▸ TO DO
Collect all lines from the records below that include the word "moves".

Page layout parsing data
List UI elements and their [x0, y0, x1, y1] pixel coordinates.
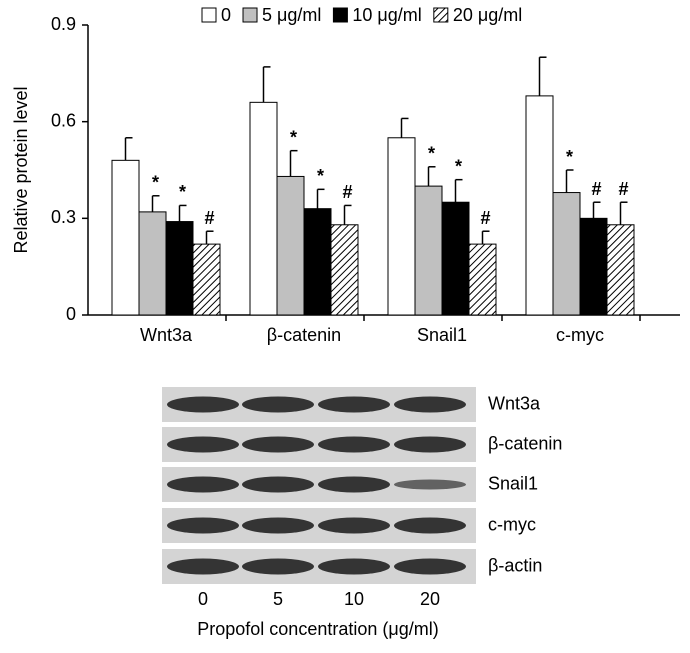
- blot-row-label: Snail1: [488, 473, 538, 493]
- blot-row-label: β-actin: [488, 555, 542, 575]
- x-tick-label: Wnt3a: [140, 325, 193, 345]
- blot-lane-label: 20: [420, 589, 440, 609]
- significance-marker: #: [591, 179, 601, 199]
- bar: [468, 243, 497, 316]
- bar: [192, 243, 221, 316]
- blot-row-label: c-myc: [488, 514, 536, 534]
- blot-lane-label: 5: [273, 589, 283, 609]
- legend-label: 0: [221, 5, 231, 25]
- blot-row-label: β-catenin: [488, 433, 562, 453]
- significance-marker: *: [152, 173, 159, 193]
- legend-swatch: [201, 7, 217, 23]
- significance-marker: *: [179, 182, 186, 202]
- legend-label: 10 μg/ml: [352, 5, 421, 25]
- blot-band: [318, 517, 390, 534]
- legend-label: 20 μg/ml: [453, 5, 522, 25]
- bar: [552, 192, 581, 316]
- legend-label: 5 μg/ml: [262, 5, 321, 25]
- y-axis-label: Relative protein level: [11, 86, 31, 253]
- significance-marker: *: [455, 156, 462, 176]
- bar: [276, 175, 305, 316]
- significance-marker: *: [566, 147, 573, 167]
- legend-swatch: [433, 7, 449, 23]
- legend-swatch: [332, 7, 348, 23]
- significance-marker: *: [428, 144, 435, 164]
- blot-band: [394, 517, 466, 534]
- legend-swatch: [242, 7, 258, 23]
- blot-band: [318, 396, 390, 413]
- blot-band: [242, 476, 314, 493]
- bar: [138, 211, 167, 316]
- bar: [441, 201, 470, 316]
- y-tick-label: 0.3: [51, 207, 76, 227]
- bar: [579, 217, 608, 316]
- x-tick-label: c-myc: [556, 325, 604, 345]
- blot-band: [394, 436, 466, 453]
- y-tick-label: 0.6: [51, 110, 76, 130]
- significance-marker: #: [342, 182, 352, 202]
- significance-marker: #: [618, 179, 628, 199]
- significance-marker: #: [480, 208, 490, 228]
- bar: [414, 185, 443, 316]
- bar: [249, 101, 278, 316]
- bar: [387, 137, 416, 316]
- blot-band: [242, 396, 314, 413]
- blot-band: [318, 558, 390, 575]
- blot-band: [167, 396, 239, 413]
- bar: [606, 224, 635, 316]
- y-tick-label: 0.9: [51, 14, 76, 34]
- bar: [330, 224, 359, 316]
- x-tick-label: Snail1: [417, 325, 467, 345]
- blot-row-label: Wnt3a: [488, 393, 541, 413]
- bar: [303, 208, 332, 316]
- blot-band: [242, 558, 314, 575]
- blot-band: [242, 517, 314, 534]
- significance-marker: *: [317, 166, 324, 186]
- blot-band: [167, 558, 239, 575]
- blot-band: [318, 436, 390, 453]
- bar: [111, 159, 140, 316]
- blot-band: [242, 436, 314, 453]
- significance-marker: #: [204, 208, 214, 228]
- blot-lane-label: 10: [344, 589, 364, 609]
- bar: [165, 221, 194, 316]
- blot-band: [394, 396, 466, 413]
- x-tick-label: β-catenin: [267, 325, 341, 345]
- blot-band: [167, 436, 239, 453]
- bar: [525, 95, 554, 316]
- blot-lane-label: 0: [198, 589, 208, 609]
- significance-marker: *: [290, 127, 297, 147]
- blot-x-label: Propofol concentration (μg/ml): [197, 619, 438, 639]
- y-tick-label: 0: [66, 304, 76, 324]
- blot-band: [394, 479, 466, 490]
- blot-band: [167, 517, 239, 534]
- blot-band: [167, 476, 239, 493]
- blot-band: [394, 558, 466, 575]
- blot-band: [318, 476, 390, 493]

==

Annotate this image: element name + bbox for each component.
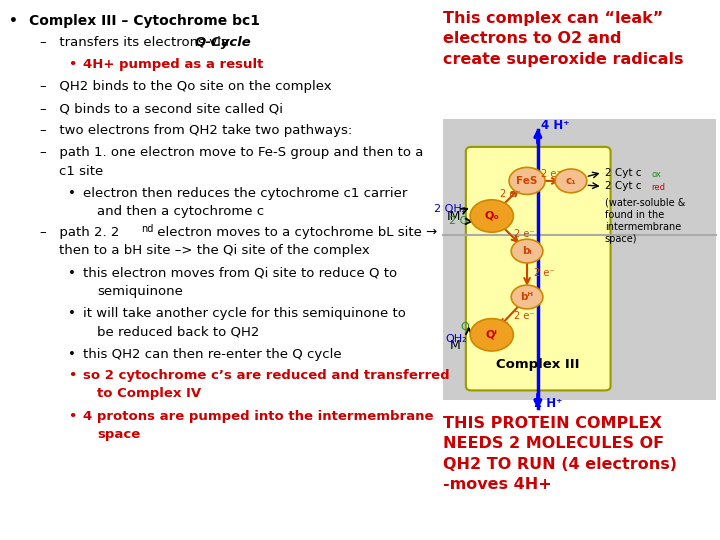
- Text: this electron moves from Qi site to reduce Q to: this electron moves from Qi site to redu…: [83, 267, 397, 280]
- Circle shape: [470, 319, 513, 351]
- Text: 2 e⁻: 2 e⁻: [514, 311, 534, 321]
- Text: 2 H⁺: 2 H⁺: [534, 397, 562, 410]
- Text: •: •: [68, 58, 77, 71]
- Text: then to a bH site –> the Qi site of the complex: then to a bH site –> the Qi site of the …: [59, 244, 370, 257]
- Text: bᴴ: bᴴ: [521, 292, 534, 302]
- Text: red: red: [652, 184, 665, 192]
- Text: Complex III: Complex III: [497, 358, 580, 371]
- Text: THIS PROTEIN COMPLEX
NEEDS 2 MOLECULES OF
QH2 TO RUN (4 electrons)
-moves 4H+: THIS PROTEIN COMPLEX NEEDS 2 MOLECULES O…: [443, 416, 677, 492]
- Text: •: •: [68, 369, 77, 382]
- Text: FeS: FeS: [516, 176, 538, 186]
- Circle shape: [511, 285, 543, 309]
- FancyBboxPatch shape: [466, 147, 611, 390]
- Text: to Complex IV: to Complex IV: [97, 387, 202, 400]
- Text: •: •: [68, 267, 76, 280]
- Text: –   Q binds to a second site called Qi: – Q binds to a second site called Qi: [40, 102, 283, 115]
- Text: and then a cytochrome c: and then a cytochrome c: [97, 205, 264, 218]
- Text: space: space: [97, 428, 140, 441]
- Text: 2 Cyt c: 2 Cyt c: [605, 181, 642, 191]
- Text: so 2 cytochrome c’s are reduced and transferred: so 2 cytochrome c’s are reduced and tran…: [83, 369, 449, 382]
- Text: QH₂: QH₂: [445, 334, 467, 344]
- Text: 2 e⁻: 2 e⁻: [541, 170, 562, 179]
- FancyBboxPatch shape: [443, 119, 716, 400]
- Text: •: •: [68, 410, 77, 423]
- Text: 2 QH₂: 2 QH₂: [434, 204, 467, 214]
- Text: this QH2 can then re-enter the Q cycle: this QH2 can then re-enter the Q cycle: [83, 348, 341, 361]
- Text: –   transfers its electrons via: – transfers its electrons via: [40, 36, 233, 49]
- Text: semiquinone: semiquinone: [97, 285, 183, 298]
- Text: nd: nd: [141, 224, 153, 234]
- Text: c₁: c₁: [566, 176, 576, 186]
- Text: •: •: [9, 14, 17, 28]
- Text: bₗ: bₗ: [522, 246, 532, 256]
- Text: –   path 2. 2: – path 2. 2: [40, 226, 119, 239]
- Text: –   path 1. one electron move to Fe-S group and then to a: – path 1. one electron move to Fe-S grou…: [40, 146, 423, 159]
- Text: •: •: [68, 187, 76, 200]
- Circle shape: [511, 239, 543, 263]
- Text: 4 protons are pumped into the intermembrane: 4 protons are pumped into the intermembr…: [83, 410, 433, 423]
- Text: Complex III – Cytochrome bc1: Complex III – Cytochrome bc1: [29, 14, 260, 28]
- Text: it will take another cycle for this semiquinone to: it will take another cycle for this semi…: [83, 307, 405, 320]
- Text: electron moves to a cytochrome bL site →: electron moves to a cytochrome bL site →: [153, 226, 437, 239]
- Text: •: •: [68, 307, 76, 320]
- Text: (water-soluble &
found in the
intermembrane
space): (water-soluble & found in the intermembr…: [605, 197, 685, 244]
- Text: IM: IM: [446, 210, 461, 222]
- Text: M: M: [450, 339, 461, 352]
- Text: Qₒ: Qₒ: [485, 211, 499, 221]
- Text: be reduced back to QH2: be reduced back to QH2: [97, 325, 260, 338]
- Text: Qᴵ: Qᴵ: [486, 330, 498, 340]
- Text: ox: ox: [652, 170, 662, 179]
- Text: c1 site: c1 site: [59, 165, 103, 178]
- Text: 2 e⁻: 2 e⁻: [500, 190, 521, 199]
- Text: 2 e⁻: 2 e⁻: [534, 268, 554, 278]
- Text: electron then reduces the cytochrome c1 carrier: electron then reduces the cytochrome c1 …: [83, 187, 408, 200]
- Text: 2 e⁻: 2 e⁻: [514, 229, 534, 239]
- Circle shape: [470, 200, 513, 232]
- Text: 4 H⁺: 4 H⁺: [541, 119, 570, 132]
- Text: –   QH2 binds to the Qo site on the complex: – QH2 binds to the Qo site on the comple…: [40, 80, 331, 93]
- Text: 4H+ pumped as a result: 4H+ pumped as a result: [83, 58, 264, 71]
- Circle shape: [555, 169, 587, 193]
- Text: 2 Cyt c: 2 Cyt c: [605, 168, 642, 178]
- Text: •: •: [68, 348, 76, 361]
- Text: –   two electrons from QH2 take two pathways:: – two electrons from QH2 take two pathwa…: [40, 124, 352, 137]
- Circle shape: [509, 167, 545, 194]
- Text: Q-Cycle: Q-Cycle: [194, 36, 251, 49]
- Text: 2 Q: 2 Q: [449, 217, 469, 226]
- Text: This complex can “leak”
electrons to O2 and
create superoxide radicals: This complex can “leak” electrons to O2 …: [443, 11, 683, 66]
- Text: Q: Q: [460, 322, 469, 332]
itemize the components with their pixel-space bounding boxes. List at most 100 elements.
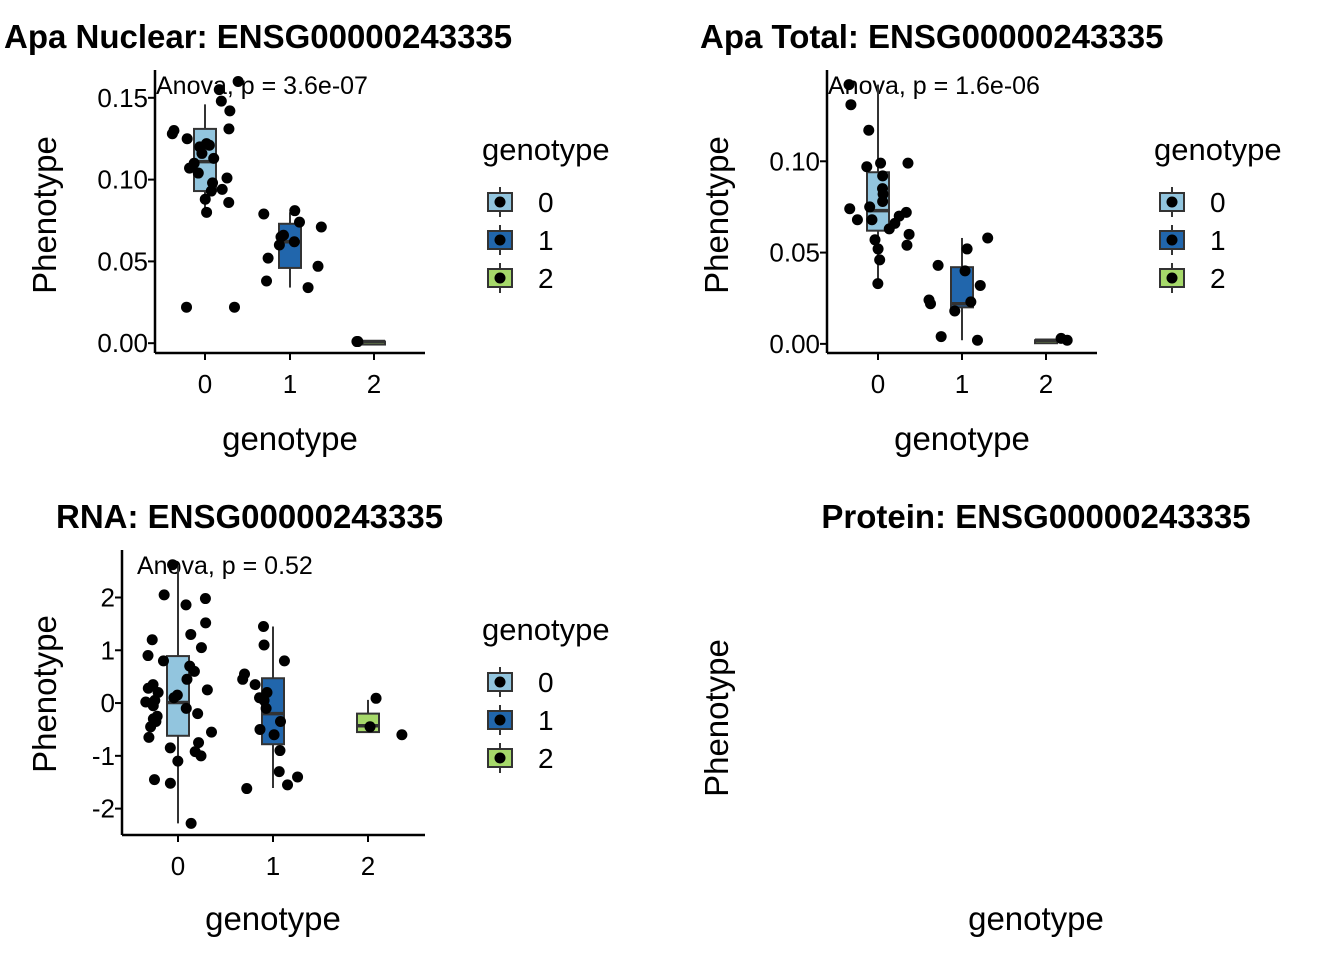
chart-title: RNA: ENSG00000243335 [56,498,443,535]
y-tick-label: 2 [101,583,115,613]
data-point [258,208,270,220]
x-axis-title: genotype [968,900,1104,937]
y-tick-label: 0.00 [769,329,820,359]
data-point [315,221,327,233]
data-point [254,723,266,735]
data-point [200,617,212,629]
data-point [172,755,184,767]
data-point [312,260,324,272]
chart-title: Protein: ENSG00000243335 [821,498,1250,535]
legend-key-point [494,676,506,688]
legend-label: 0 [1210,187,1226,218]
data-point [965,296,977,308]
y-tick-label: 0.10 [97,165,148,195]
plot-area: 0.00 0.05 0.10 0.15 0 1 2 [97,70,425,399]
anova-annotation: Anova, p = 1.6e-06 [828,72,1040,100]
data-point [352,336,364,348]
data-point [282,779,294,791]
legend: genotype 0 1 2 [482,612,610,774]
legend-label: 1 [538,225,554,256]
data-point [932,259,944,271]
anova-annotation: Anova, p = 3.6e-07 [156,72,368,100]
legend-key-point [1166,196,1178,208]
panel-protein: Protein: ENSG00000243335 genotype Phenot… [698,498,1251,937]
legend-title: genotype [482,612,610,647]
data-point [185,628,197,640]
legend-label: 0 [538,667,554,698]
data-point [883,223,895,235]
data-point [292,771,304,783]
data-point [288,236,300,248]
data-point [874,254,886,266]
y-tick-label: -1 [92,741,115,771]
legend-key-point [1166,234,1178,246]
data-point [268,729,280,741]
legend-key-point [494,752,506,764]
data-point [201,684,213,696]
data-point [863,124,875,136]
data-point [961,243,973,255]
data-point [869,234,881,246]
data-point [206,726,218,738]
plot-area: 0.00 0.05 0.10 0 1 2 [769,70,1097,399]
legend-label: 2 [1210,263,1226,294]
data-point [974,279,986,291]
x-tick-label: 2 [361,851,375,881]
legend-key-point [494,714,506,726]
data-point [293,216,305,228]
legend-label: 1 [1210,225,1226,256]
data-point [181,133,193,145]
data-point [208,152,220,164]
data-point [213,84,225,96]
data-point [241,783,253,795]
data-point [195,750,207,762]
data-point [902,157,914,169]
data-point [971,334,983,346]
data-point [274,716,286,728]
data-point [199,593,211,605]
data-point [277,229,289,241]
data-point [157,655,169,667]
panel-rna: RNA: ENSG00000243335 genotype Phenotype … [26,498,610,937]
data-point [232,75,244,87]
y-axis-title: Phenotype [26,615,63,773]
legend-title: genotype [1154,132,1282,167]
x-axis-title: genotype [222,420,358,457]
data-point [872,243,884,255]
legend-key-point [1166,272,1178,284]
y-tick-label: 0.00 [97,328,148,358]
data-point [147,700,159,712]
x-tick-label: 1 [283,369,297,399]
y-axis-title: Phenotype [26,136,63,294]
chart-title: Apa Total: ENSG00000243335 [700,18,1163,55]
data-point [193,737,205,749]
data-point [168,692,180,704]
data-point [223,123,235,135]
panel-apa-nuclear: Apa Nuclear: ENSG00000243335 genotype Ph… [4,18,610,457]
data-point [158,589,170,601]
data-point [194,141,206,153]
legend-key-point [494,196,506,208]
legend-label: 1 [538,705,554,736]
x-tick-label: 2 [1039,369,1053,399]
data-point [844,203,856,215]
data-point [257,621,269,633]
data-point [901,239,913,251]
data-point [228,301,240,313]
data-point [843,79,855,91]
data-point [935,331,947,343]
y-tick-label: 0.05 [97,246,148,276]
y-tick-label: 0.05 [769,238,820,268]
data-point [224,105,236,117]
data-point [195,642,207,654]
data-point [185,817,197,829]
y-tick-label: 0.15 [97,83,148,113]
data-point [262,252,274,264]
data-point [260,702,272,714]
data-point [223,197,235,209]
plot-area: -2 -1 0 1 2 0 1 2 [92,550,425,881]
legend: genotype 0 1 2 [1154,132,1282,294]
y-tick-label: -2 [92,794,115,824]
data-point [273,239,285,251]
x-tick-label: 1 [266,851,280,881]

▸ TASK RESPONSE
- Text: this electron moves from Qi site to reduce Q to: this electron moves from Qi site to redu…: [83, 267, 397, 280]
-moves 4H+: THIS PROTEIN COMPLEX NEEDS 2 MOLECULES O…: [443, 416, 677, 492]
- Text: electron moves to a cytochrome bL site →: electron moves to a cytochrome bL site →: [153, 226, 437, 239]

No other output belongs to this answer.